>> begin Supplied material

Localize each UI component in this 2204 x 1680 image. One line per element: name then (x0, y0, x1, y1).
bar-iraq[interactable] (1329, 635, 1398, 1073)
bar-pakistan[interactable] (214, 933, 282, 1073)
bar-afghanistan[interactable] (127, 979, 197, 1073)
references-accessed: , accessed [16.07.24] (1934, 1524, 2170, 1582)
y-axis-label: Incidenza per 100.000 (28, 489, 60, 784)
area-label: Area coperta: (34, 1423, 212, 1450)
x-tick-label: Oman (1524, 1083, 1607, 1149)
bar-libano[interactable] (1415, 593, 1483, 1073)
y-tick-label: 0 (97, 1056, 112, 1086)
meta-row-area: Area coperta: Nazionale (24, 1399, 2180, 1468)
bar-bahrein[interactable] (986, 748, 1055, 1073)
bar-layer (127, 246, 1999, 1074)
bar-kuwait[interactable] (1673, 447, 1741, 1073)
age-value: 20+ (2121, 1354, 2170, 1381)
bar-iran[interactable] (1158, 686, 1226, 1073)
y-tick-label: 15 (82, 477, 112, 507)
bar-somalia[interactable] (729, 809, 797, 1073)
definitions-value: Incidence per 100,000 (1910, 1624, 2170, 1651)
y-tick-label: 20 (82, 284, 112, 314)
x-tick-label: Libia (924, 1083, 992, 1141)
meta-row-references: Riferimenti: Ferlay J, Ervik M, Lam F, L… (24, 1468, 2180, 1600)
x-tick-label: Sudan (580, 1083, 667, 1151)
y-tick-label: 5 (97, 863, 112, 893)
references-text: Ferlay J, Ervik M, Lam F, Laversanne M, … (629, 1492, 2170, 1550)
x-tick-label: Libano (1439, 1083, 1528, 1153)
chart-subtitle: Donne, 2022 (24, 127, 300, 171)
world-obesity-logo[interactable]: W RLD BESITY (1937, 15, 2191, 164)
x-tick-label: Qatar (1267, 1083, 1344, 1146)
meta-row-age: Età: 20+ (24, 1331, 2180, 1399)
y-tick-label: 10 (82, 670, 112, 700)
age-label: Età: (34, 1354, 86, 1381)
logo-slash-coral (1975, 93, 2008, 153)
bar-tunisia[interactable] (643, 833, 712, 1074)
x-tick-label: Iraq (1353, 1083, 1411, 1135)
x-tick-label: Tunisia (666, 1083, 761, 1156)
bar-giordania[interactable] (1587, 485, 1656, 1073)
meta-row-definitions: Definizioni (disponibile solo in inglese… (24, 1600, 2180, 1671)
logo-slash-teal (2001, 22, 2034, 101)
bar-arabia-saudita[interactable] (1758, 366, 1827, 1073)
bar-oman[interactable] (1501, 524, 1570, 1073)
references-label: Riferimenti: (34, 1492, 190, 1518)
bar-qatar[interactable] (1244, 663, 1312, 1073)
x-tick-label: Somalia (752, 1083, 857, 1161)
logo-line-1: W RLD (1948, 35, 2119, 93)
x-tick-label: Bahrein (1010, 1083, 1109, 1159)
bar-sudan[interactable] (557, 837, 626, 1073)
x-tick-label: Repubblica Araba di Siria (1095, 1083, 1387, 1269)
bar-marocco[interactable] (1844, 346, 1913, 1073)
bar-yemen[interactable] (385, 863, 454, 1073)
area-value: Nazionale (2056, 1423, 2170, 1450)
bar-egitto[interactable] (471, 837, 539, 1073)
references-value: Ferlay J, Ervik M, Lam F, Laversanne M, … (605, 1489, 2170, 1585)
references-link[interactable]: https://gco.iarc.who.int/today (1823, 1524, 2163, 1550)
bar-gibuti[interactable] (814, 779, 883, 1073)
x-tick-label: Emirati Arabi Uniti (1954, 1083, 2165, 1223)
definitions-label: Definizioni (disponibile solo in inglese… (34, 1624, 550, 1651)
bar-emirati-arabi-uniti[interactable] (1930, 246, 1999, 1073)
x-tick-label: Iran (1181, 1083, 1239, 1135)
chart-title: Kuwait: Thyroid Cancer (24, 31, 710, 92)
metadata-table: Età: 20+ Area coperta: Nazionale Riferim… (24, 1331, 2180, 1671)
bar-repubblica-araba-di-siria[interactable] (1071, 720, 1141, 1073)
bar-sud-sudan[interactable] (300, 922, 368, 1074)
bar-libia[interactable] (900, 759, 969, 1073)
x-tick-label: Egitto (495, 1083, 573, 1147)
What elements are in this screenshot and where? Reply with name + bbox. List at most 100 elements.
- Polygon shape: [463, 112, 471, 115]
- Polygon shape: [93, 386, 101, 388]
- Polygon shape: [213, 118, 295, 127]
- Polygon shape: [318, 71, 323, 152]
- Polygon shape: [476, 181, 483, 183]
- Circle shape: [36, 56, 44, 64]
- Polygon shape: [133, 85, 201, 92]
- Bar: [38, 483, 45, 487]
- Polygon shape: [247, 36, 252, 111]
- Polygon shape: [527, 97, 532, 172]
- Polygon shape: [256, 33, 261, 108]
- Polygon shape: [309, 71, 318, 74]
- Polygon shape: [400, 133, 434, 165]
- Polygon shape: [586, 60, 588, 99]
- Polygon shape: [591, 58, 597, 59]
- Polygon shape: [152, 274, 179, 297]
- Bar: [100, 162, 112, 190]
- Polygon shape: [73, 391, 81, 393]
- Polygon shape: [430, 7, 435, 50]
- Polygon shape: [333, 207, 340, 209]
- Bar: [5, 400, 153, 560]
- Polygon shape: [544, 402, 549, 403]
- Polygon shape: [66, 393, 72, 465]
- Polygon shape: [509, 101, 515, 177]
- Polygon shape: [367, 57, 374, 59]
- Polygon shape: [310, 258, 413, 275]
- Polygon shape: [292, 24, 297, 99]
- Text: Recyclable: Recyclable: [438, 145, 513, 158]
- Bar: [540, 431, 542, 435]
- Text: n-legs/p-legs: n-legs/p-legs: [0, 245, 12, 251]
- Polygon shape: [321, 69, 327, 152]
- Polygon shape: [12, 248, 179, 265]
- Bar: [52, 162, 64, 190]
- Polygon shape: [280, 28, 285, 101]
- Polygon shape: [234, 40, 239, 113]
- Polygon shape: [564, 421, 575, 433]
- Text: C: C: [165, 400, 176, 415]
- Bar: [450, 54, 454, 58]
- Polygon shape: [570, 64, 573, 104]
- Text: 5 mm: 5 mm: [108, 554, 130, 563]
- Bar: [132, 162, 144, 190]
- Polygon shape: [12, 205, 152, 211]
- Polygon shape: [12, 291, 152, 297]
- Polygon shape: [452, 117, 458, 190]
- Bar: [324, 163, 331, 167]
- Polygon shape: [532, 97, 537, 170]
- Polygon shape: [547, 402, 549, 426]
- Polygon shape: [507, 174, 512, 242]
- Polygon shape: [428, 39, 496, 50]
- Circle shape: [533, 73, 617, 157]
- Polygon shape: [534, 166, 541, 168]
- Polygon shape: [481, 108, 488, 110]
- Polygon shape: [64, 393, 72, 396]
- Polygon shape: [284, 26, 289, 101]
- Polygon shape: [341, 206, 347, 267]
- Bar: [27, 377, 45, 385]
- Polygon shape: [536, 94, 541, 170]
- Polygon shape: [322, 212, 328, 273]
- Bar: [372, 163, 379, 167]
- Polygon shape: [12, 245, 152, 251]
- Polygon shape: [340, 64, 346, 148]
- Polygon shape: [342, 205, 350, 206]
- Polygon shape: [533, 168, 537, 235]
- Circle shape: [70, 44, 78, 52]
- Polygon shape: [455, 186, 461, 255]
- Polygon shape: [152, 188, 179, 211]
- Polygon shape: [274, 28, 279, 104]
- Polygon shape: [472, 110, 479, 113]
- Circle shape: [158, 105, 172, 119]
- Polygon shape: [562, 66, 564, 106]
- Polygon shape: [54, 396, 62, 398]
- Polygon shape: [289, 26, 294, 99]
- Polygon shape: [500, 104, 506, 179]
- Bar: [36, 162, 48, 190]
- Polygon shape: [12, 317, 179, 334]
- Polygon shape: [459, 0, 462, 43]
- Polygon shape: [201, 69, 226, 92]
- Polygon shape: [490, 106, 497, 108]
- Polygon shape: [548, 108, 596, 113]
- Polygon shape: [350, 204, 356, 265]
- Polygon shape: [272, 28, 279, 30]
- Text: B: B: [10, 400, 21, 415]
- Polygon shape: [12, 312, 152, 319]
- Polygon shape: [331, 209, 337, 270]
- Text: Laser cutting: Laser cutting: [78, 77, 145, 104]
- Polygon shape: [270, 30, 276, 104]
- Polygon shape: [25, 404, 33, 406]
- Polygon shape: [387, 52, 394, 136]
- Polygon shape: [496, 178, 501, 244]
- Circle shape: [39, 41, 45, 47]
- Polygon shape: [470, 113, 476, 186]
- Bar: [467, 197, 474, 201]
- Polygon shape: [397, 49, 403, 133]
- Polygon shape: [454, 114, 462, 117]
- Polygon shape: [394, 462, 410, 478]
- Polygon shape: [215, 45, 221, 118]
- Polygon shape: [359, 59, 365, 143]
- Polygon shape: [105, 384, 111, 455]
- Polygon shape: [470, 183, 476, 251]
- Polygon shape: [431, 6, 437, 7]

>> end Supplied material

• [Your instructions]: Rewrite the records from their start through the line that contains "bar-arabia-saudita[interactable] (1758, 366, 1827, 1073)", putting "y-axis-tick" in place of every "y-tick-label" and keeping all else unchanged.

• [Answer to the problem]:
Localize each UI component in this 2204 x 1680 image. One line per element: name then (x0, y0, x1, y1).
bar-iraq[interactable] (1329, 635, 1398, 1073)
bar-pakistan[interactable] (214, 933, 282, 1073)
bar-afghanistan[interactable] (127, 979, 197, 1073)
references-accessed: , accessed [16.07.24] (1934, 1524, 2170, 1582)
y-axis-label: Incidenza per 100.000 (28, 489, 60, 784)
area-label: Area coperta: (34, 1423, 212, 1450)
x-tick-label: Oman (1524, 1083, 1607, 1149)
bar-libano[interactable] (1415, 593, 1483, 1073)
y-axis-tick: 0 (97, 1056, 112, 1086)
meta-row-area: Area coperta: Nazionale (24, 1399, 2180, 1468)
bar-bahrein[interactable] (986, 748, 1055, 1073)
bar-layer (127, 246, 1999, 1074)
bar-kuwait[interactable] (1673, 447, 1741, 1073)
age-value: 20+ (2121, 1354, 2170, 1381)
bar-iran[interactable] (1158, 686, 1226, 1073)
y-axis-tick: 15 (82, 477, 112, 507)
bar-somalia[interactable] (729, 809, 797, 1073)
definitions-value: Incidence per 100,000 (1910, 1624, 2170, 1651)
y-axis-tick: 20 (82, 284, 112, 314)
x-tick-label: Libia (924, 1083, 992, 1141)
meta-row-references: Riferimenti: Ferlay J, Ervik M, Lam F, L… (24, 1468, 2180, 1600)
x-tick-label: Sudan (580, 1083, 667, 1151)
y-axis-tick: 5 (97, 863, 112, 893)
references-text: Ferlay J, Ervik M, Lam F, Laversanne M, … (629, 1492, 2170, 1550)
x-tick-label: Libano (1439, 1083, 1528, 1153)
chart-subtitle: Donne, 2022 (24, 127, 300, 171)
world-obesity-logo[interactable]: W RLD BESITY (1937, 15, 2191, 164)
x-tick-label: Qatar (1267, 1083, 1344, 1146)
meta-row-age: Età: 20+ (24, 1331, 2180, 1399)
y-axis-tick: 10 (82, 670, 112, 700)
age-label: Età: (34, 1354, 86, 1381)
logo-slash-coral (1975, 93, 2008, 153)
bar-tunisia[interactable] (643, 833, 712, 1074)
x-tick-label: Iraq (1353, 1083, 1411, 1135)
x-tick-label: Tunisia (666, 1083, 761, 1156)
bar-giordania[interactable] (1587, 485, 1656, 1073)
meta-row-definitions: Definizioni (disponibile solo in inglese… (24, 1600, 2180, 1671)
logo-slash-teal (2001, 22, 2034, 101)
bar-arabia-saudita[interactable] (1758, 366, 1827, 1073)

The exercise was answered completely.